Materials provided

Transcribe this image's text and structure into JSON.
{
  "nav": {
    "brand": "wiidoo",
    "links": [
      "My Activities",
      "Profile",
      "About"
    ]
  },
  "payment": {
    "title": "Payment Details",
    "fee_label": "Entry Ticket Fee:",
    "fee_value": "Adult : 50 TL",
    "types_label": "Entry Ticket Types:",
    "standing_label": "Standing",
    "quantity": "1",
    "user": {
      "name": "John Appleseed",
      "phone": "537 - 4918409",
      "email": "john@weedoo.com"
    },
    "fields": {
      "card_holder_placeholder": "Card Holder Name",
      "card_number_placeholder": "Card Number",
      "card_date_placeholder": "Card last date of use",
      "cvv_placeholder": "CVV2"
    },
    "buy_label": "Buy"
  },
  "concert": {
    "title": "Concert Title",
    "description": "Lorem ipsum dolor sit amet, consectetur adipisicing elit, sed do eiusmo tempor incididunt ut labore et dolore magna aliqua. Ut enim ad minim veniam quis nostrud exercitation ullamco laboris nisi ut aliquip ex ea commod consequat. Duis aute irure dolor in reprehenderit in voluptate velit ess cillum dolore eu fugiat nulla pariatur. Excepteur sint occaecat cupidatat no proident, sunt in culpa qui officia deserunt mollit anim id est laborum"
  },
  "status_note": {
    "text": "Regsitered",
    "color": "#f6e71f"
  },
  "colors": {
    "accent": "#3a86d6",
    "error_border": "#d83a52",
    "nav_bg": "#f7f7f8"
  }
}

Instructions to follow
Every line above should be retyped exactly as given.

Exercise output
Transcribe this image's text and structure into JSON.
{
  "nav": {
    "brand": "wiidoo",
    "links": [
      "My Activities",
      "Profile",
      "About"
    ]
  },
  "payment": {
    "title": "Payment Details",
    "fee_label": "Entry Ticket Fee:",
    "fee_value": "Adult : 50 TL",
    "types_label": "Entry Ticket Types:",
    "standing_label": "Standing",
    "quantity": "1",
    "user": {
      "name": "John Appleseed",
      "phone": "537 - 4918409",
      "email": "john@weedoo.com"
    },
    "fields": {
      "card_holder_placeholder": "Card Holder Name",
      "card_number_placeholder": "Card Number",
      "card_date_placeholder": "Card last date of use",
      "cvv_placeholder": "CVV2"
    },
    "buy_label": "Buy"
  },
  "concert": {
    "title": "Concert Title",
    "description": "Lorem ipsum dolor sit amet, consectetur adipisicing elit, sed do eiusmo tempor incididunt ut labore et dolore magna aliqua. Ut enim ad minim veniam quis nostrud exercitation ullamco laboris nisi ut aliquip ex ea commod consequat. Duis aute irure dolor in reprehenderit in voluptate velit ess cillum dolore eu fugiat nulla pariatur. Excepteur sint occaecat cupidatat no proident, sunt in culpa qui officia deserunt mollit anim id est laborum"
  },
  "status_note": {
    "text": "Regsitered",
    "color": "#f6e71f"
  },
  "colors": {
    "accent": "#3a86d6",
    "error_border": "#d83a52",
    "nav_bg": "#f7f7f8"
  }
}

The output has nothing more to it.